> [Set exercise] Filter out everything except lines holding "turbine".

>> Begin Material shown

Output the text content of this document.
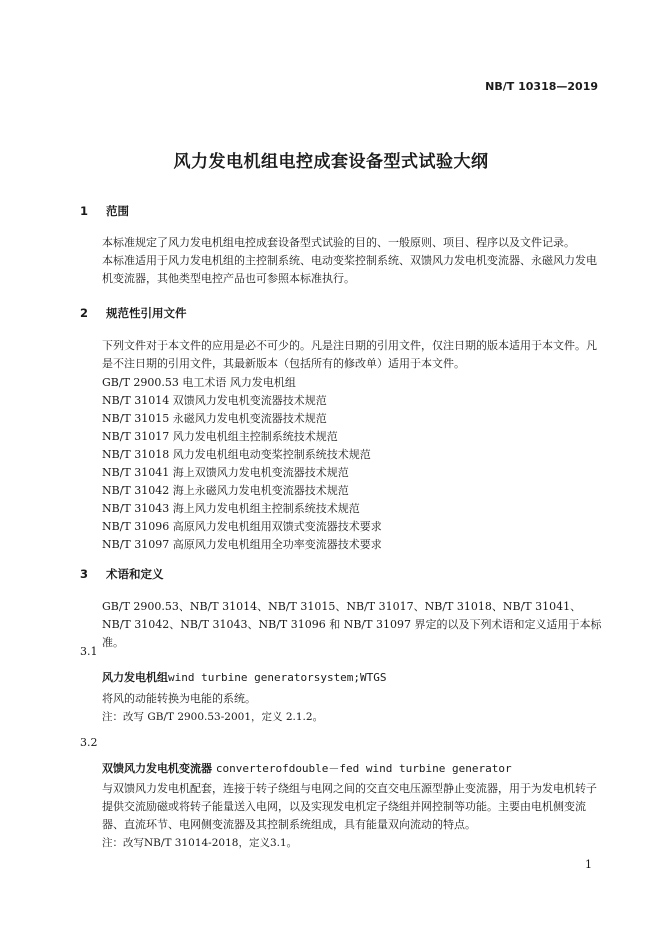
NB/T 10318—2019
风力发电机组电控成套设备型式试验大纲
1 范围
本标准规定了风力发电机组电控成套设备型式试验的目的、一般原则、项目、程序以及文件记录。
本标准适用于风力发电机组的主控制系统、电动变桨控制系统、双馈风力发电机变流器、永磁风力发电机变流器，其他类型电控产品也可参照本标准执行。
2 规范性引用文件
下列文件对于本文件的应用是必不可少的。凡是注日期的引用文件，仅注日期的版本适用于本文件。凡是不注日期的引用文件，其最新版本（包括所有的修改单）适用于本文件。
GB/T 2900.53 电工术语 风力发电机组
NB/T 31014 双馈风力发电机变流器技术规范
NB/T 31015 永磁风力发电机变流器技术规范
NB/T 31017 风力发电机组主控制系统技术规范
NB/T 31018 风力发电机组电动变桨控制系统技术规范
NB/T 31041 海上双馈风力发电机变流器技术规范
NB/T 31042 海上永磁风力发电机变流器技术规范
NB/T 31043 海上风力发电机组主控制系统技术规范
NB/T 31096 高原风力发电机组用双馈式变流器技术要求
NB/T 31097 高原风力发电机组用全功率变流器技术要求
3 术语和定义
GB/T 2900.53、NB/T 31014、NB/T 31015、NB/T 31017、NB/T 31018、NB/T 31041、NB/T 31042、NB/T 31043、NB/T 31096 和 NB/T 31097 界定的以及下列术语和定义适用于本标准。
3.1
风力发电机组wind turbine generatorsystem;WTGS
将风的动能转换为电能的系统。
注：改写 GB/T 2900.53-2001，定义 2.1.2。
3.2
双馈风力发电机变流器 converterofdouble－fed wind turbine generator
与双馈风力发电机配套，连接于转子绕组与电网之间的交直交电压源型静止变流器，用于为发电机转子提供交流励磁或将转子能量送入电网，以及实现发电机定子绕组并网控制等功能。主要由电机侧变流器、直流环节、电网侧变流器及其控制系统组成，具有能量双向流动的特点。
注：改写NB/T 31014-2018，定义3.1。
1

>> End Material shown

> [Answer for this exercise]
风力发电机组wind turbine generatorsystem;WTGS
双馈风力发电机变流器 converterofdouble－fed wind turbine generator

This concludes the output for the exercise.